## [Input]
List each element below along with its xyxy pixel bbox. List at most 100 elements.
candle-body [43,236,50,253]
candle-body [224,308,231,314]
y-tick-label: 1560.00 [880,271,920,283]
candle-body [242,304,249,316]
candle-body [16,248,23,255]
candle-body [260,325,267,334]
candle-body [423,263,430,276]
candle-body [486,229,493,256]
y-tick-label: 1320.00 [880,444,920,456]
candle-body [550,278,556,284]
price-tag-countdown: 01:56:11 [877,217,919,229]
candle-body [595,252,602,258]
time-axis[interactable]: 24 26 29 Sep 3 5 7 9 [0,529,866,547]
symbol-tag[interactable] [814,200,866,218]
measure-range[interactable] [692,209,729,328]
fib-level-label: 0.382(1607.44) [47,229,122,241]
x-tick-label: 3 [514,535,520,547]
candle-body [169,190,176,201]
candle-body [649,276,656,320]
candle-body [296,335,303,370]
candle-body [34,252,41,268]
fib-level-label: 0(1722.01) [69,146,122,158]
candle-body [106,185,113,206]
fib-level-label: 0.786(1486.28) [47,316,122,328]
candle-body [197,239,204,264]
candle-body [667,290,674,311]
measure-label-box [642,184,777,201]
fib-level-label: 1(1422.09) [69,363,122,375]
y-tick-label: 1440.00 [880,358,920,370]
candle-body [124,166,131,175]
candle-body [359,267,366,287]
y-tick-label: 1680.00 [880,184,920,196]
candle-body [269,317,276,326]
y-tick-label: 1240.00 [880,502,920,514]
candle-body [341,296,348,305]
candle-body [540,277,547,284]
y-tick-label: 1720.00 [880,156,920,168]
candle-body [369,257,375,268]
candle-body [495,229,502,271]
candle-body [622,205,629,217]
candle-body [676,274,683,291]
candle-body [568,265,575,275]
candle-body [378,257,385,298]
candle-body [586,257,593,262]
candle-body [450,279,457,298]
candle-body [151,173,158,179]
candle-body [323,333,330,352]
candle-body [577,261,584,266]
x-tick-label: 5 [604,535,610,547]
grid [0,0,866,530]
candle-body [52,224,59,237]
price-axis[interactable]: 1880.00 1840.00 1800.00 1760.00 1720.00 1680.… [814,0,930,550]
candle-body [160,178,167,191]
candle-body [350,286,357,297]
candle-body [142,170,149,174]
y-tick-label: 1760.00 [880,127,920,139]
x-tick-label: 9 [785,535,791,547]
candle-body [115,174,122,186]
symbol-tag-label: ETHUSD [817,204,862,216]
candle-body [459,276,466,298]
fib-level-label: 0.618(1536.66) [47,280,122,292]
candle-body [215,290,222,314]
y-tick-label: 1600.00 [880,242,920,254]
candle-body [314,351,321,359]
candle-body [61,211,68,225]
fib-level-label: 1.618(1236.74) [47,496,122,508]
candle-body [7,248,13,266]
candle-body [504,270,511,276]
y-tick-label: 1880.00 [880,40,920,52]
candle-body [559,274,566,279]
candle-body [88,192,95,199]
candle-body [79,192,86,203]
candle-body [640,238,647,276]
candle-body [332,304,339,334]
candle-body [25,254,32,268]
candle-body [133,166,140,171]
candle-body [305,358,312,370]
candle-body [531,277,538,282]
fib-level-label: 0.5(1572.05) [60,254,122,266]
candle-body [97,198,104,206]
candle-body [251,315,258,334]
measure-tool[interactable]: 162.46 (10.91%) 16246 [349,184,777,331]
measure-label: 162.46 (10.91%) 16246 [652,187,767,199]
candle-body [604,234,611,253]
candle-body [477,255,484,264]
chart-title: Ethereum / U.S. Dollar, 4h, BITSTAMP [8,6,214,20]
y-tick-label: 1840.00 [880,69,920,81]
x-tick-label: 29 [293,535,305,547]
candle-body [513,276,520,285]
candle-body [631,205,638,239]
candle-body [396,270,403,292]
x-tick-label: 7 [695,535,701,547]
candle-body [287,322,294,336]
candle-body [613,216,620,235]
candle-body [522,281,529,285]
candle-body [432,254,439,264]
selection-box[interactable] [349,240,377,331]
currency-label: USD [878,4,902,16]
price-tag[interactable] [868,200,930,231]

## [Work to do]
Reproduce the entries verbatim, beginning with the first line and continuing through the line containing "y-tick-label: 1760.00 [880,127,920,139]", with both of those lines included.

## [Written response]
List each element below along with its xyxy pixel bbox. List at most 100 elements.
candle-body [43,236,50,253]
candle-body [224,308,231,314]
y-tick-label: 1560.00 [880,271,920,283]
candle-body [242,304,249,316]
candle-body [16,248,23,255]
candle-body [260,325,267,334]
candle-body [423,263,430,276]
candle-body [486,229,493,256]
y-tick-label: 1320.00 [880,444,920,456]
candle-body [550,278,556,284]
price-tag-countdown: 01:56:11 [877,217,919,229]
candle-body [595,252,602,258]
time-axis[interactable]: 24 26 29 Sep 3 5 7 9 [0,529,866,547]
symbol-tag[interactable] [814,200,866,218]
measure-range[interactable] [692,209,729,328]
fib-level-label: 0.382(1607.44) [47,229,122,241]
x-tick-label: 3 [514,535,520,547]
candle-body [169,190,176,201]
candle-body [649,276,656,320]
candle-body [296,335,303,370]
candle-body [34,252,41,268]
fib-level-label: 0(1722.01) [69,146,122,158]
candle-body [106,185,113,206]
fib-level-label: 0.786(1486.28) [47,316,122,328]
candle-body [197,239,204,264]
candle-body [667,290,674,311]
measure-label-box [642,184,777,201]
fib-level-label: 1(1422.09) [69,363,122,375]
y-tick-label: 1440.00 [880,358,920,370]
candle-body [124,166,131,175]
candle-body [359,267,366,287]
y-tick-label: 1680.00 [880,184,920,196]
candle-body [269,317,276,326]
y-tick-label: 1240.00 [880,502,920,514]
candle-body [341,296,348,305]
candle-body [540,277,547,284]
y-tick-label: 1720.00 [880,156,920,168]
candle-body [369,257,375,268]
candle-body [495,229,502,271]
candle-body [622,205,629,217]
candle-body [676,274,683,291]
candle-body [568,265,575,275]
candle-body [378,257,385,298]
candle-body [586,257,593,262]
candle-body [450,279,457,298]
candle-body [151,173,158,179]
candle-body [323,333,330,352]
candle-body [577,261,584,266]
x-tick-label: 5 [604,535,610,547]
grid [0,0,866,530]
candle-body [52,224,59,237]
price-axis[interactable]: 1880.00 1840.00 1800.00 1760.00 1720.00 1680.… [814,0,930,550]
candle-body [160,178,167,191]
candle-body [350,286,357,297]
candle-body [142,170,149,174]
y-tick-label: 1760.00 [880,127,920,139]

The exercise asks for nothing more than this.